> **What you will do**: Take every line from the material that has the word "Fried" in it.

(Stored records)

## Begin

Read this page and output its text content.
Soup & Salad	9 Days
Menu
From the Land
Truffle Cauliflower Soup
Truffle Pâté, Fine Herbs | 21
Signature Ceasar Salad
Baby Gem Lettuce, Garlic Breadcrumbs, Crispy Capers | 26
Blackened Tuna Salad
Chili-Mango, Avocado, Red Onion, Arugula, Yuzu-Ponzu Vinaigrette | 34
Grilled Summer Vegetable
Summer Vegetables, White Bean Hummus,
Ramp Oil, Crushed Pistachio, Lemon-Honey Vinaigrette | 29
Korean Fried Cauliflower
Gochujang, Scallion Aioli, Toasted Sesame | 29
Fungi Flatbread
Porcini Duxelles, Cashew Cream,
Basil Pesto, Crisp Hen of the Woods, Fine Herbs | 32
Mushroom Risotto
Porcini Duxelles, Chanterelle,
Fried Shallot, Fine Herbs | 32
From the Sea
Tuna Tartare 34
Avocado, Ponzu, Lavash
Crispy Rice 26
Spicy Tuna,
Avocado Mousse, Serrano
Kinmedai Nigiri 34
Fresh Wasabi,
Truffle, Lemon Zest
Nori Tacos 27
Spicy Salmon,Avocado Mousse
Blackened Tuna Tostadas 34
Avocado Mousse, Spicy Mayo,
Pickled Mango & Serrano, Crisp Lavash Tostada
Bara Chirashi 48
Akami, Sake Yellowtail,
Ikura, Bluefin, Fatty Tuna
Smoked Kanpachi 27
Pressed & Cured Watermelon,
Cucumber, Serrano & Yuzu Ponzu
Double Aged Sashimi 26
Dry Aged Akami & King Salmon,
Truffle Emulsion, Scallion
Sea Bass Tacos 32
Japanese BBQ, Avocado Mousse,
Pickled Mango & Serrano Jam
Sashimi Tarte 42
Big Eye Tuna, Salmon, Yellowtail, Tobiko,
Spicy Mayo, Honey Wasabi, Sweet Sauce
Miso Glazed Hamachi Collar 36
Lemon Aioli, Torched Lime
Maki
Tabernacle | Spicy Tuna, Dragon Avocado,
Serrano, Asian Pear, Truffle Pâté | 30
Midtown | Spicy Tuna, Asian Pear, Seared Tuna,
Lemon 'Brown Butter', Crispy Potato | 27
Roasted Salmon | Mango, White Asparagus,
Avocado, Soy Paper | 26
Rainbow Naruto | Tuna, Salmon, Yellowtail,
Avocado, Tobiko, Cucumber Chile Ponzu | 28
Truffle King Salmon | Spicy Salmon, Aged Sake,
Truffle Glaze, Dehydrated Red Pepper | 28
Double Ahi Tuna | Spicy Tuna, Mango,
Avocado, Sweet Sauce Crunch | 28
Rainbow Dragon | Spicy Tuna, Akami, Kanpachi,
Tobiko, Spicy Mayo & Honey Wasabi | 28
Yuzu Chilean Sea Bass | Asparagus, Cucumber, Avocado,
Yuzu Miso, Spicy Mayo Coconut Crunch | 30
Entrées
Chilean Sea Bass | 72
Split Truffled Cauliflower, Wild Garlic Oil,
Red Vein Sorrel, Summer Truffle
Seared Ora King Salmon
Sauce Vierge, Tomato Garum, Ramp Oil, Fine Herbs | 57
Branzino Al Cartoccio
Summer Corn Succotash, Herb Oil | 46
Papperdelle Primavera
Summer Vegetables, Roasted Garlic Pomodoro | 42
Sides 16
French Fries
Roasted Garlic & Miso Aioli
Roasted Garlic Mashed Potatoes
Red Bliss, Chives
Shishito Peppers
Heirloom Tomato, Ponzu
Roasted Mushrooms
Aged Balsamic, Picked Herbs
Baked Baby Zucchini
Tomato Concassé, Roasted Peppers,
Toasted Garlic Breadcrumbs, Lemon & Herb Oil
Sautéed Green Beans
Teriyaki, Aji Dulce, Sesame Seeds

## End

> **Task answer**:
Korean Fried Cauliflower
Fried Shallot, Fine Herbs | 32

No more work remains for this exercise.